> _Task requirements_: Here is a listing, set out below; repeat its lines from the one with "Parse this screenshot: output" to the last, both included, and leave out the pictures.

> _Rows_:
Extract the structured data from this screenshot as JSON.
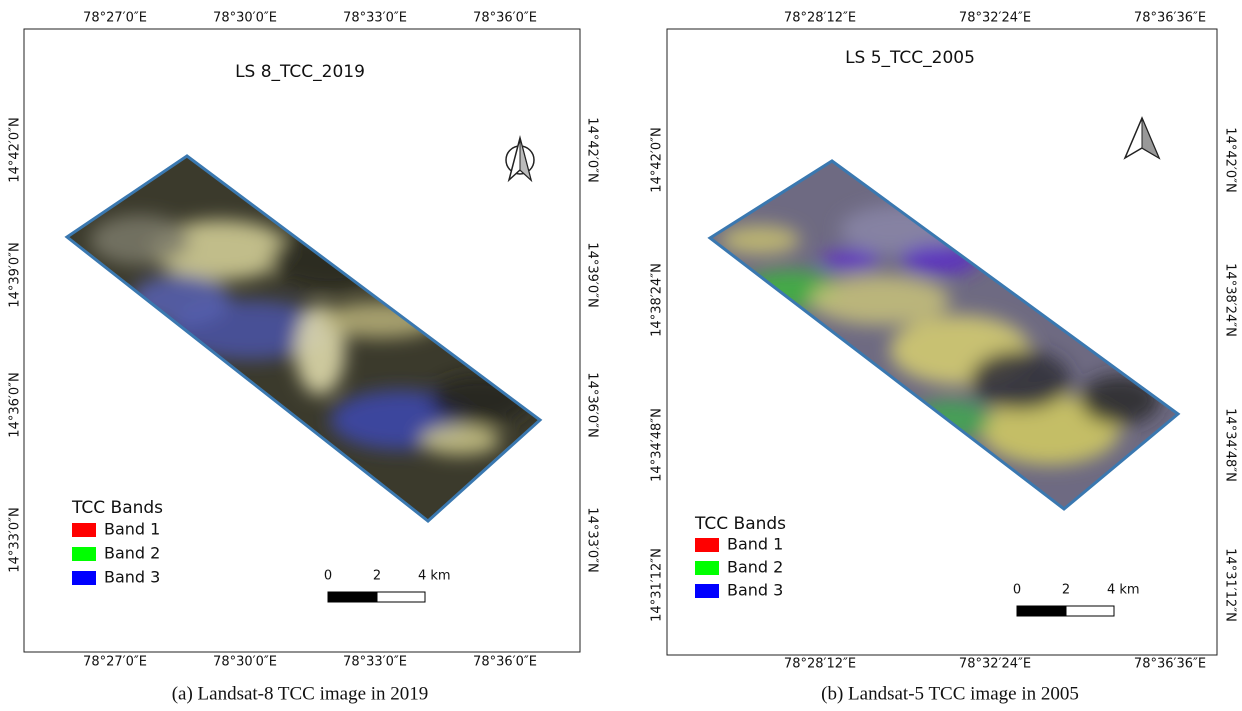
{
  "panels": [
    {
      "title": "LS 8_TCC_2019",
      "lon_labels": [
        "78°27′0″E",
        "78°30′0″E",
        "78°33′0″E",
        "78°36′0″E"
      ],
      "lat_labels": [
        "14°42′0″N",
        "14°39′0″N",
        "14°36′0″N",
        "14°33′0″N"
      ],
      "legend": {
        "title": "TCC Bands",
        "items": [
          {
            "label": "Band 1",
            "color": "#ff0000"
          },
          {
            "label": "Band 2",
            "color": "#00ff00"
          },
          {
            "label": "Band 3",
            "color": "#0000ff"
          }
        ]
      },
      "scale": {
        "labels": [
          "0",
          "2",
          "4 km"
        ]
      },
      "caption": "(a) Landsat-8 TCC image in 2019"
    },
    {
      "title": "LS 5_TCC_2005",
      "lon_labels": [
        "78°28′12″E",
        "78°32′24″E",
        "78°36′36″E"
      ],
      "lat_labels": [
        "14°42′0″N",
        "14°38′24″N",
        "14°34′48″N",
        "14°31′12″N"
      ],
      "legend": {
        "title": "TCC Bands",
        "items": [
          {
            "label": "Band 1",
            "color": "#ff0000"
          },
          {
            "label": "Band 2",
            "color": "#00ff00"
          },
          {
            "label": "Band 3",
            "color": "#0000ff"
          }
        ]
      },
      "scale": {
        "labels": [
          "0",
          "2",
          "4 km"
        ]
      },
      "caption": "(b) Landsat-5 TCC image in 2005"
    }
  ]
}
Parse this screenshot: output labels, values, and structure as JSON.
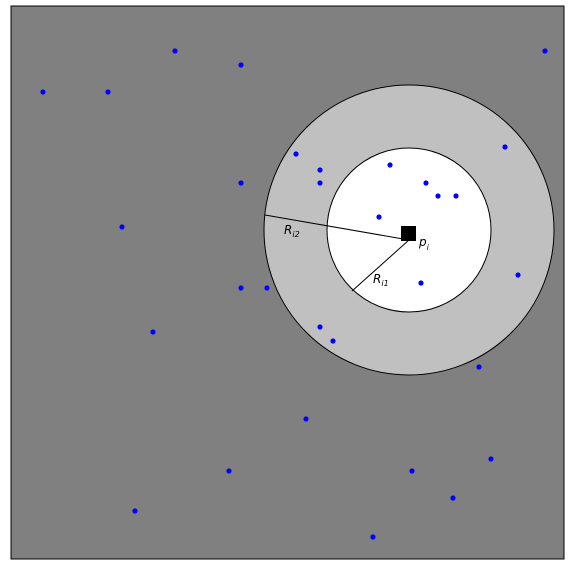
{
  "labels": {
    "outer_radius": {
      "main": "R",
      "sub": "i2"
    },
    "inner_radius": {
      "main": "R",
      "sub": "i1"
    },
    "center_point": {
      "main": "p",
      "sub": "i"
    }
  },
  "colors": {
    "region_fill": "#808080",
    "outer_ring": "#c0c0c0",
    "inner_disk": "#ffffff",
    "dots": "#0000ff",
    "center_marker": "#000000",
    "lines": "#000000"
  },
  "dot_count": 30
}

> _Solved exercise_:
Parse this screenshot: output labels, values, and structure as JSON.
{
  "labels": {
    "outer_radius": {
      "main": "R",
      "sub": "i2"
    },
    "inner_radius": {
      "main": "R",
      "sub": "i1"
    },
    "center_point": {
      "main": "p",
      "sub": "i"
    }
  },
  "colors": {
    "region_fill": "#808080",
    "outer_ring": "#c0c0c0",
    "inner_disk": "#ffffff",
    "dots": "#0000ff",
    "center_marker": "#000000",
    "lines": "#000000"
  },
  "dot_count": 30
}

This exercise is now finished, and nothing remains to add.